→ **Work to complete**
Below is a listing; write it out exactly and drop any images from it.

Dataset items
>>>
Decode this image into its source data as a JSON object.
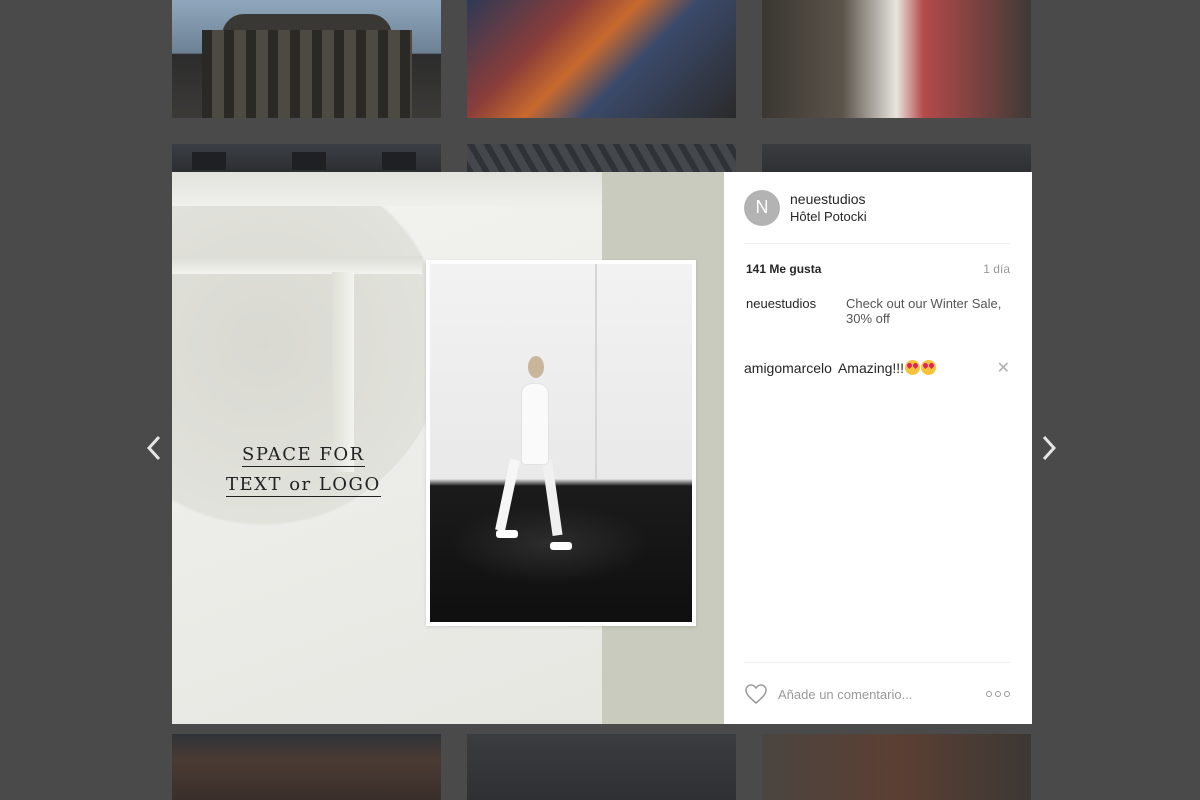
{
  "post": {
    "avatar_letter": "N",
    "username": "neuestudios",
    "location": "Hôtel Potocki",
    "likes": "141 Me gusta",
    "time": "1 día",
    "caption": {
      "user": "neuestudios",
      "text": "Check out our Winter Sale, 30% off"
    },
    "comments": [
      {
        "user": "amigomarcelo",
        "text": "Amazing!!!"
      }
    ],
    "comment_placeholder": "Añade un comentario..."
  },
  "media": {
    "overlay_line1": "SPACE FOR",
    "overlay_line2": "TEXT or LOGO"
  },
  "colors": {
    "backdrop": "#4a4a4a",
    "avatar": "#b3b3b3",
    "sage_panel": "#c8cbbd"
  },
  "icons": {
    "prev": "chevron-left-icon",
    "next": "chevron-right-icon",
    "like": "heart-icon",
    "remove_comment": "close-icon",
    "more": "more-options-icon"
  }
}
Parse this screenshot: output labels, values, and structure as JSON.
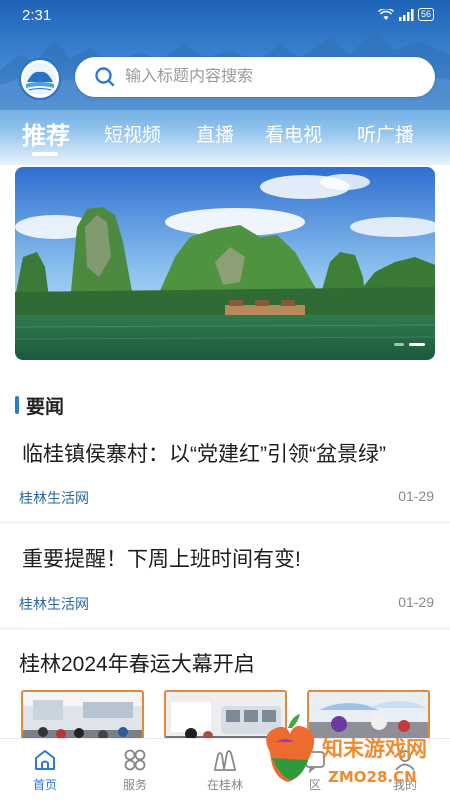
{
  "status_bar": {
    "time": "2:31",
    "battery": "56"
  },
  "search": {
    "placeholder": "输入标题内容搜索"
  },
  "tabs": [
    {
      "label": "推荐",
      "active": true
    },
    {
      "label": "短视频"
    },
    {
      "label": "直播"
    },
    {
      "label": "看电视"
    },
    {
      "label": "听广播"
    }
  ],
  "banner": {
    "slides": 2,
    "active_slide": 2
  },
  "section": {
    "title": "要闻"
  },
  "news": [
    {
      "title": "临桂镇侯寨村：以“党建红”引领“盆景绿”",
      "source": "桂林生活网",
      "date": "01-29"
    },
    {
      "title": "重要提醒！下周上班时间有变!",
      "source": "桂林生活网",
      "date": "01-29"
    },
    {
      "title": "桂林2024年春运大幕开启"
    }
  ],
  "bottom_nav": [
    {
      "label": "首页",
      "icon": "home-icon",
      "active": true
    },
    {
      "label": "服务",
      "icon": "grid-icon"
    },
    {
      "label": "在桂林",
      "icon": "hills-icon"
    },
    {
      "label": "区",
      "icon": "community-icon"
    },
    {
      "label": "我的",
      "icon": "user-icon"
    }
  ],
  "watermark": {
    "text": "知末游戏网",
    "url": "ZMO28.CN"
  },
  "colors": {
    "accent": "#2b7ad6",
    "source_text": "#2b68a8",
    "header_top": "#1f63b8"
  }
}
<<<
→ **Task output**
Decode this image into its source data as a JSON object.
{
  "post": {
    "avatar_letter": "N",
    "username": "neuestudios",
    "location": "Hôtel Potocki",
    "likes": "141 Me gusta",
    "time": "1 día",
    "caption": {
      "user": "neuestudios",
      "text": "Check out our Winter Sale, 30% off"
    },
    "comments": [
      {
        "user": "amigomarcelo",
        "text": "Amazing!!!"
      }
    ],
    "comment_placeholder": "Añade un comentario..."
  },
  "media": {
    "overlay_line1": "SPACE FOR",
    "overlay_line2": "TEXT or LOGO"
  },
  "colors": {
    "backdrop": "#4a4a4a",
    "avatar": "#b3b3b3",
    "sage_panel": "#c8cbbd"
  },
  "icons": {
    "prev": "chevron-left-icon",
    "next": "chevron-right-icon",
    "like": "heart-icon",
    "remove_comment": "close-icon",
    "more": "more-options-icon"
  }
}
Parse this screenshot: output labels, values, and structure as JSON.
{
  "status_bar": {
    "time": "2:31",
    "battery": "56"
  },
  "search": {
    "placeholder": "输入标题内容搜索"
  },
  "tabs": [
    {
      "label": "推荐",
      "active": true
    },
    {
      "label": "短视频"
    },
    {
      "label": "直播"
    },
    {
      "label": "看电视"
    },
    {
      "label": "听广播"
    }
  ],
  "banner": {
    "slides": 2,
    "active_slide": 2
  },
  "section": {
    "title": "要闻"
  },
  "news": [
    {
      "title": "临桂镇侯寨村：以“党建红”引领“盆景绿”",
      "source": "桂林生活网",
      "date": "01-29"
    },
    {
      "title": "重要提醒！下周上班时间有变!",
      "source": "桂林生活网",
      "date": "01-29"
    },
    {
      "title": "桂林2024年春运大幕开启"
    }
  ],
  "bottom_nav": [
    {
      "label": "首页",
      "icon": "home-icon",
      "active": true
    },
    {
      "label": "服务",
      "icon": "grid-icon"
    },
    {
      "label": "在桂林",
      "icon": "hills-icon"
    },
    {
      "label": "区",
      "icon": "community-icon"
    },
    {
      "label": "我的",
      "icon": "user-icon"
    }
  ],
  "watermark": {
    "text": "知末游戏网",
    "url": "ZMO28.CN"
  },
  "colors": {
    "accent": "#2b7ad6",
    "source_text": "#2b68a8",
    "header_top": "#1f63b8"
  }
}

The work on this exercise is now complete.